**EXERCISE INPUT**
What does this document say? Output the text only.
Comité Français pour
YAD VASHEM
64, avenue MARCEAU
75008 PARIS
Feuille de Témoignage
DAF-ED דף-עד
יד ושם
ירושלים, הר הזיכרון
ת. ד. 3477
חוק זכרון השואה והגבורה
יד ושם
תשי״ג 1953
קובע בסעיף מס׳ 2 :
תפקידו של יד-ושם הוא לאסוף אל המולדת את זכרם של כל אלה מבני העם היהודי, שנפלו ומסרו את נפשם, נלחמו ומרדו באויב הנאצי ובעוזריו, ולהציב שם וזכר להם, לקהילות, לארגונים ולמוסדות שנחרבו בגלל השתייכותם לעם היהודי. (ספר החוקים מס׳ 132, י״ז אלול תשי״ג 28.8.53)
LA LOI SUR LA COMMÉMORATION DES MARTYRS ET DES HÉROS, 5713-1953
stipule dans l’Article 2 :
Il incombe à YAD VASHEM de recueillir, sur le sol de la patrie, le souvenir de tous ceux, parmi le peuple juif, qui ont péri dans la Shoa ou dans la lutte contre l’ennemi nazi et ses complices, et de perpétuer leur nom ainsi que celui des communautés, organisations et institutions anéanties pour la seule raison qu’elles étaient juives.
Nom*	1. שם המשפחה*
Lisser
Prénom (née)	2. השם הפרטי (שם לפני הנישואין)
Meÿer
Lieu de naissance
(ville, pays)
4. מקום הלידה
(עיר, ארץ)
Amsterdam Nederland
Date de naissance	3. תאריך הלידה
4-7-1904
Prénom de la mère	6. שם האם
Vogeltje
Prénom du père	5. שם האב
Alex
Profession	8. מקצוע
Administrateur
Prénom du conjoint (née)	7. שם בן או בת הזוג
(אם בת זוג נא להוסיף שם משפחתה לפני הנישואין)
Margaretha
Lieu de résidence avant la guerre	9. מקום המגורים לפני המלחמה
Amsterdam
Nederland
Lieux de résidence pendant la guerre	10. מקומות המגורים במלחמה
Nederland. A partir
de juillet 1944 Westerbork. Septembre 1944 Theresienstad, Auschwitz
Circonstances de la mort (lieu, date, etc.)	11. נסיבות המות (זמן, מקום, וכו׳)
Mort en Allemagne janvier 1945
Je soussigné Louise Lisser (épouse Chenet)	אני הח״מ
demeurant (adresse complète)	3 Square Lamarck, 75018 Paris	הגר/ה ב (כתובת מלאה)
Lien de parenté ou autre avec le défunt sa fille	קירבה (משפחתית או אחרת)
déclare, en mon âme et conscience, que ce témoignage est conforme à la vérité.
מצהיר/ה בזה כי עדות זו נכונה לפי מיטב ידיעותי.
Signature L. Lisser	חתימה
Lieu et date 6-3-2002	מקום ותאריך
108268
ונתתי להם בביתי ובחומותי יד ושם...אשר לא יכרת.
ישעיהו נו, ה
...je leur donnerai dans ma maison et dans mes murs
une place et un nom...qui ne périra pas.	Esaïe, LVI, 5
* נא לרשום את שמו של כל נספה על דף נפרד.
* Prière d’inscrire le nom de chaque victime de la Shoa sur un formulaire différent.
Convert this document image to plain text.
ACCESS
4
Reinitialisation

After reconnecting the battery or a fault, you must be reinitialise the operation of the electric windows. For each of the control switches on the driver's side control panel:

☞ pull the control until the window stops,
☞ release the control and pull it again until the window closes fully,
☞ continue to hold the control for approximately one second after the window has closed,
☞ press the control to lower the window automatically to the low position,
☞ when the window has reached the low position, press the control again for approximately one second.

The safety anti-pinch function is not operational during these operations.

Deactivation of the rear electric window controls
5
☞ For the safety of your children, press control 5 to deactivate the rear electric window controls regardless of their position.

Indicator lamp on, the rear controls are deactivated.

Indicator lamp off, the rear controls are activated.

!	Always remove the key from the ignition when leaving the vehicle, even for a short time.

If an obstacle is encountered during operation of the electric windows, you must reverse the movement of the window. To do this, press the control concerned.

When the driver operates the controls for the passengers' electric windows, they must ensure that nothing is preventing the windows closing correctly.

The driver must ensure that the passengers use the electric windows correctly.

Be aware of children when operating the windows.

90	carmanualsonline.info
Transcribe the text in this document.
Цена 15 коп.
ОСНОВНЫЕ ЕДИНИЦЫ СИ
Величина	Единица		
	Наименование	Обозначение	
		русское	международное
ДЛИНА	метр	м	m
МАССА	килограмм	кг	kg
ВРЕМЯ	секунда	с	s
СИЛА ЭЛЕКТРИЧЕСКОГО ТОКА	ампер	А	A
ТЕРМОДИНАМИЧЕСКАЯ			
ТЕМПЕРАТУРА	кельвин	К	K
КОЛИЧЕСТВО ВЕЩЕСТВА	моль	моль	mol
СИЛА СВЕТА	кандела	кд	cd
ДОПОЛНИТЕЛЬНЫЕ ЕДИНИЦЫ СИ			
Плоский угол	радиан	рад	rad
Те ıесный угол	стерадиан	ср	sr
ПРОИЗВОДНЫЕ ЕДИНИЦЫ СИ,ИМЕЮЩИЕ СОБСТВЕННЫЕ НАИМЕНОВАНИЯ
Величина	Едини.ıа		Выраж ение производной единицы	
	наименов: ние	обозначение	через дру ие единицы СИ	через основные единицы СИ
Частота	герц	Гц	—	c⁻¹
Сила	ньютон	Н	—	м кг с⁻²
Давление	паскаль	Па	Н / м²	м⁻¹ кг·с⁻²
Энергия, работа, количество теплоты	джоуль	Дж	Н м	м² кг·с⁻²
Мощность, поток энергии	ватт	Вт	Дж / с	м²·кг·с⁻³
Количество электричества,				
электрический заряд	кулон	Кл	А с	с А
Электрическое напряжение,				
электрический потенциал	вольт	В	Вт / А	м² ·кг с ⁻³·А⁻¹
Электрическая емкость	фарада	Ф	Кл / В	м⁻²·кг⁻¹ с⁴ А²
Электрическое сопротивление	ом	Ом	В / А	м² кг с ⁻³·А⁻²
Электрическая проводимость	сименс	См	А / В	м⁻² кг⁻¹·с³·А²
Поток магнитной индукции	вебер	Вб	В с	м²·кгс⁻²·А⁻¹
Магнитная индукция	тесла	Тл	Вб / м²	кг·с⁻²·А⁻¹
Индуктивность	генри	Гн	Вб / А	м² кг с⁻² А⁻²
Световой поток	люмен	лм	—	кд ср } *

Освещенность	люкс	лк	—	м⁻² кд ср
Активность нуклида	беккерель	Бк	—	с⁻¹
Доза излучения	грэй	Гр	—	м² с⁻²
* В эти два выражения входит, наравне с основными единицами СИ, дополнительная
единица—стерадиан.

**WHAT THE TASK REQUIRES**
Give only the count of lines in this material that contain the string "during".

**SOLUTION TO THIS EXERCISE**
2